> **What you are asked to do**: From the entries that follow, extract each line holding the string "grey".

> **Rows**:
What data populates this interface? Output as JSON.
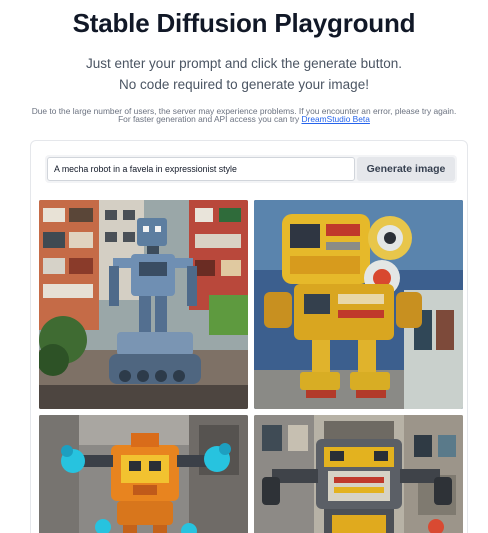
{
  "header": {
    "title": "Stable Diffusion Playground",
    "subtitle_line1": "Just enter your prompt and click the generate button.",
    "subtitle_line2": "No code required to generate your image!"
  },
  "notice": {
    "server_warning": "Due to the large number of users, the server may experience problems. If you encounter an error, please try again.",
    "faster_text": "For faster generation and API access you can try",
    "faster_link": "DreamStudio Beta"
  },
  "form": {
    "prompt_value": "A mecha robot in a favela in expressionist style",
    "generate_label": "Generate image"
  },
  "gallery": {
    "images": [
      {
        "subject": "blue-grey mecha robot on treads among favela buildings"
      },
      {
        "subject": "yellow expressionist painted mecha robot"
      },
      {
        "subject": "orange robot with cyan hands against a wall"
      },
      {
        "subject": "grey and yellow robot in painted favela alley"
      }
    ]
  }
}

> **The answer**:
        "subject": "blue-grey mecha robot on treads among favela buildings"
        "subject": "grey and yellow robot in painted favela alley"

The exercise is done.